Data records
────────────────────────────────────────

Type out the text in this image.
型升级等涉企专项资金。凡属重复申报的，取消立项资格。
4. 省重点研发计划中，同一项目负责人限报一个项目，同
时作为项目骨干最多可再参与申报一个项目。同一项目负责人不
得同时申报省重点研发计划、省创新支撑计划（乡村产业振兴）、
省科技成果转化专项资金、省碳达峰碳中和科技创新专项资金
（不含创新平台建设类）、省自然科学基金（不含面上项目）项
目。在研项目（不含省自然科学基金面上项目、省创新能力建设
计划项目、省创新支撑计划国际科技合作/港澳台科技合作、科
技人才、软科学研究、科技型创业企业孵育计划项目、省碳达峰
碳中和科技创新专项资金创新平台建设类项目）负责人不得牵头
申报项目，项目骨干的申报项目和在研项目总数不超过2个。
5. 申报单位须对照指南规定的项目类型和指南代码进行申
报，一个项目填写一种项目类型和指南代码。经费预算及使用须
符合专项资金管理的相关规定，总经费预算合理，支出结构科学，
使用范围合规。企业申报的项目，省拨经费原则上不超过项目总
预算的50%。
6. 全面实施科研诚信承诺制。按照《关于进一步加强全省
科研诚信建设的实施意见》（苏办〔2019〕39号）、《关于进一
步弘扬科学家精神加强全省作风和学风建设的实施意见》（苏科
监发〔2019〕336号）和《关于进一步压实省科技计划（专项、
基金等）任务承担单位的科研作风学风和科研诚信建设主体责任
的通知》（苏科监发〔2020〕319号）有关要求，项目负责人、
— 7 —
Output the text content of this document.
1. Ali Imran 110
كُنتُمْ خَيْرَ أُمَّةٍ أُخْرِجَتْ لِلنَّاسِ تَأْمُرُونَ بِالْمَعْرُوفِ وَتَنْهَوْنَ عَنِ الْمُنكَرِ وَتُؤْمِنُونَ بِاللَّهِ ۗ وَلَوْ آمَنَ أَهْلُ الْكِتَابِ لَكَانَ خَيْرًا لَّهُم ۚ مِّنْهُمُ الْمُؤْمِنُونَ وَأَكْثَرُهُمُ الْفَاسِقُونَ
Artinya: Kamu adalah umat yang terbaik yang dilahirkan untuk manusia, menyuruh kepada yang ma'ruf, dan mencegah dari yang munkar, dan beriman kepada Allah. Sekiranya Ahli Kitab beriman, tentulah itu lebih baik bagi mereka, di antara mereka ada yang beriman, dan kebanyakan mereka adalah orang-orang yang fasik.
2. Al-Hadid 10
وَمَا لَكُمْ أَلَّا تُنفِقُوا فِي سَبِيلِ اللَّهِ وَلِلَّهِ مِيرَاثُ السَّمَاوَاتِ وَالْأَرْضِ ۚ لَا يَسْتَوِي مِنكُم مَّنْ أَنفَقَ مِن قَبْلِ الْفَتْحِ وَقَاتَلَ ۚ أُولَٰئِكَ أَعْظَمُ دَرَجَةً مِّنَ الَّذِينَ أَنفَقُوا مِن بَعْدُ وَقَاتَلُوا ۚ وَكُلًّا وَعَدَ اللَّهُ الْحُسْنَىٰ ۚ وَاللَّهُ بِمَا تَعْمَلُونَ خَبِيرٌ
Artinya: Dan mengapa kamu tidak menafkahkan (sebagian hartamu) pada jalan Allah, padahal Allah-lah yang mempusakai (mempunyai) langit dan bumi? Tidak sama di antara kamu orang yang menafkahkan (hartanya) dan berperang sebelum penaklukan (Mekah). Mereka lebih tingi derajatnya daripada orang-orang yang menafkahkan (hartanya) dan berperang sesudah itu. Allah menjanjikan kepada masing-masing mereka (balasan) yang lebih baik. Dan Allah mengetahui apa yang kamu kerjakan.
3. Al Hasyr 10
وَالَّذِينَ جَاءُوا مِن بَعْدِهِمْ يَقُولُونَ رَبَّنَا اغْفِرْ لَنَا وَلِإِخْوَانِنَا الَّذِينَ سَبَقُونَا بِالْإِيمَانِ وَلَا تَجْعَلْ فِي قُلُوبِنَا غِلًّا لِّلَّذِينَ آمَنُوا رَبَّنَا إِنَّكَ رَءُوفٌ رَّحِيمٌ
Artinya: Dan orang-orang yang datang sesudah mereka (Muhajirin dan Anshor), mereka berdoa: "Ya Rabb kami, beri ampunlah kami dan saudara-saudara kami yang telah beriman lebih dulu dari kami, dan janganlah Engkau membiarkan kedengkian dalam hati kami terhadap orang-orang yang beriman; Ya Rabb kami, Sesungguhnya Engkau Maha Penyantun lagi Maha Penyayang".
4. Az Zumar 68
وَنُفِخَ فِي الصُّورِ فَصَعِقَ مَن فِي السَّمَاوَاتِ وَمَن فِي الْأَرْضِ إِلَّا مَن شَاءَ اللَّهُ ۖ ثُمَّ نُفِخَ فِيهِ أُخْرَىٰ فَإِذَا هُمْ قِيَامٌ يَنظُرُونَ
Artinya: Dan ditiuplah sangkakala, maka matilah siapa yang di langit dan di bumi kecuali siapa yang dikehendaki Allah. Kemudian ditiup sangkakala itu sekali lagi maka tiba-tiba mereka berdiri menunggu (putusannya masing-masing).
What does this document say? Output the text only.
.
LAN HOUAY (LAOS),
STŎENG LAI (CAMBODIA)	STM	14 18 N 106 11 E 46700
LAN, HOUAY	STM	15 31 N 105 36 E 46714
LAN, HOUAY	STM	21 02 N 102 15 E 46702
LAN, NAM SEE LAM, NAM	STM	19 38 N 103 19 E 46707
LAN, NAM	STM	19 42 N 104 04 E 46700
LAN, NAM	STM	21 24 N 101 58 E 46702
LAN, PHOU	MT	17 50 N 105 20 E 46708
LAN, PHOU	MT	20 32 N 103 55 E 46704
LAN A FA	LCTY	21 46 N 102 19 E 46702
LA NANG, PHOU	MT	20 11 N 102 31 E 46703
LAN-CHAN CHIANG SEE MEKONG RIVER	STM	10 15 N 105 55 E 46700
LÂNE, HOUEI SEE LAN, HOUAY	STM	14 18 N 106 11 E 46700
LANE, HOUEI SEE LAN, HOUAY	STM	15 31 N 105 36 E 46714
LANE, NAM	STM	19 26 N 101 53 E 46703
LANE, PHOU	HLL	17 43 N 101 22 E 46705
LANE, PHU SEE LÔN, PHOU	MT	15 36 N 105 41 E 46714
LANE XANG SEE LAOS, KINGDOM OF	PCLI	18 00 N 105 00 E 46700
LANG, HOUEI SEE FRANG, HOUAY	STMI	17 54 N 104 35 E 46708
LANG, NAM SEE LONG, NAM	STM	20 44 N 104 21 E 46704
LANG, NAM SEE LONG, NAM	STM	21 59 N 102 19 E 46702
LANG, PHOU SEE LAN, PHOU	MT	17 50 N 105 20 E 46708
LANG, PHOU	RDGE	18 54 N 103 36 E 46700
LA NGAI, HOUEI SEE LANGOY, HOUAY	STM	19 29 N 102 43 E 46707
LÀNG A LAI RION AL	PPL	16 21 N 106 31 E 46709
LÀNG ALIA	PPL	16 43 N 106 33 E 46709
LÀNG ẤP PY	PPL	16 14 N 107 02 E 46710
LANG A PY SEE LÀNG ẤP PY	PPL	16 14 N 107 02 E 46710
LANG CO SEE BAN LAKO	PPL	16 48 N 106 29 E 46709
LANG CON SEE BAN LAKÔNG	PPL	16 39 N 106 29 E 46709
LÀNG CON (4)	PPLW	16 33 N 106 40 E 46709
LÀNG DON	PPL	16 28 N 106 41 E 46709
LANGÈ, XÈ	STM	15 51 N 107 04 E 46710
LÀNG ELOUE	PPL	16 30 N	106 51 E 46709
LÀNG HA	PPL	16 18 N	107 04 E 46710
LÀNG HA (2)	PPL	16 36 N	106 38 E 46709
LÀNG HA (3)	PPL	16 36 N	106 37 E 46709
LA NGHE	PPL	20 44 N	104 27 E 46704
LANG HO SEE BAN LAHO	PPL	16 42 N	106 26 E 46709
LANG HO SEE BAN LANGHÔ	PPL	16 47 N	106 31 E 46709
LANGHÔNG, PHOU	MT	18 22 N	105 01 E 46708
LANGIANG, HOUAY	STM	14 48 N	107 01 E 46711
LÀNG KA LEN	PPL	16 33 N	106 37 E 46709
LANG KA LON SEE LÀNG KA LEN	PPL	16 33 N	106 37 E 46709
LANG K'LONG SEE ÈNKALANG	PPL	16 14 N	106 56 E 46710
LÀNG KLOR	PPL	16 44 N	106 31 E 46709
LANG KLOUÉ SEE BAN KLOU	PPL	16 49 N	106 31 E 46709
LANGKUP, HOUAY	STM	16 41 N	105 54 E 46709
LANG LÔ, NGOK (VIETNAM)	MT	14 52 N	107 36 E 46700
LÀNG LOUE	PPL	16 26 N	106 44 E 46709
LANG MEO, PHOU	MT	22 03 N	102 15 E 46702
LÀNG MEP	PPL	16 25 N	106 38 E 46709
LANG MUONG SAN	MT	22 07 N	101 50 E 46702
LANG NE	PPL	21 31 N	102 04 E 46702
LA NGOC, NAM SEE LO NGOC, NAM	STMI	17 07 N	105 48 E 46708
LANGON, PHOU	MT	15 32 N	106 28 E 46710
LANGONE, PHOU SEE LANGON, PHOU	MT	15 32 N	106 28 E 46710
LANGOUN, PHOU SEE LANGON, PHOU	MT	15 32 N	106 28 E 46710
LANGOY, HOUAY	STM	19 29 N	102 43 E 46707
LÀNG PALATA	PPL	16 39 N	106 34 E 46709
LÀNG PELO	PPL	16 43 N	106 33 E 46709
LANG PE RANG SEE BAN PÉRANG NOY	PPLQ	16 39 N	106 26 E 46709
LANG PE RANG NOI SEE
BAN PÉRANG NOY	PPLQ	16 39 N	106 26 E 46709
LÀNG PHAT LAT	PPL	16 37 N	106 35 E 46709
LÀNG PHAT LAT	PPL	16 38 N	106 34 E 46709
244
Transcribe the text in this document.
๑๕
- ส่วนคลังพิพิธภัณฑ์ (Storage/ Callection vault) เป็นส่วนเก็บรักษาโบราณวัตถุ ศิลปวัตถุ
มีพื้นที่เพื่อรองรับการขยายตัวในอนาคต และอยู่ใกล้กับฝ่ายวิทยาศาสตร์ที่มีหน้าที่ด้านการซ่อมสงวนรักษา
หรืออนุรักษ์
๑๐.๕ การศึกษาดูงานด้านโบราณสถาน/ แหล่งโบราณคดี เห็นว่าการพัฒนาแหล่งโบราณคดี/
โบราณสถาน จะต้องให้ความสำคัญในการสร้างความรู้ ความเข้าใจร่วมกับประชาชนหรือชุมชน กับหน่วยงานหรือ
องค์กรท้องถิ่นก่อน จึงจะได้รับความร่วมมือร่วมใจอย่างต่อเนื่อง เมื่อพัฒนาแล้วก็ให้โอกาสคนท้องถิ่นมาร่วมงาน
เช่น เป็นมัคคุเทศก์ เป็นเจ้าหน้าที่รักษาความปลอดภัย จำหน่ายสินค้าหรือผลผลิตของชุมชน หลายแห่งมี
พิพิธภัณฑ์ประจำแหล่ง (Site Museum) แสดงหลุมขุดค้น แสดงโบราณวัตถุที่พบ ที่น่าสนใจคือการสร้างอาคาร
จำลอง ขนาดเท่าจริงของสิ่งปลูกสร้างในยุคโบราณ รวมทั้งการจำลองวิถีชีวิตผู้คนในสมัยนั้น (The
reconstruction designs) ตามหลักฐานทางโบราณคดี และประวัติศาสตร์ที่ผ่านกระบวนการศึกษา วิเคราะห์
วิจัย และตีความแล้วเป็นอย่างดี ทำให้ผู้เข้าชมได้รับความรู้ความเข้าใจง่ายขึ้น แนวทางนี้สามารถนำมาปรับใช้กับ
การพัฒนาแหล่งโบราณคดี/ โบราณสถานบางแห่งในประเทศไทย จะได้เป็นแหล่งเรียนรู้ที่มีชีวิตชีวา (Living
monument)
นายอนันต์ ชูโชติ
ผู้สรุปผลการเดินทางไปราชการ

────────────────────────────────────────

* What you have to do *
Which lines hold the word "LANGOY"? Show each one.

* Answer in full *
LA NGAI, HOUEI SEE LANGOY, HOUAY	STM	19 29 N 102 43 E 46707
LANGOY, HOUAY	STM	19 29 N	102 43 E 46707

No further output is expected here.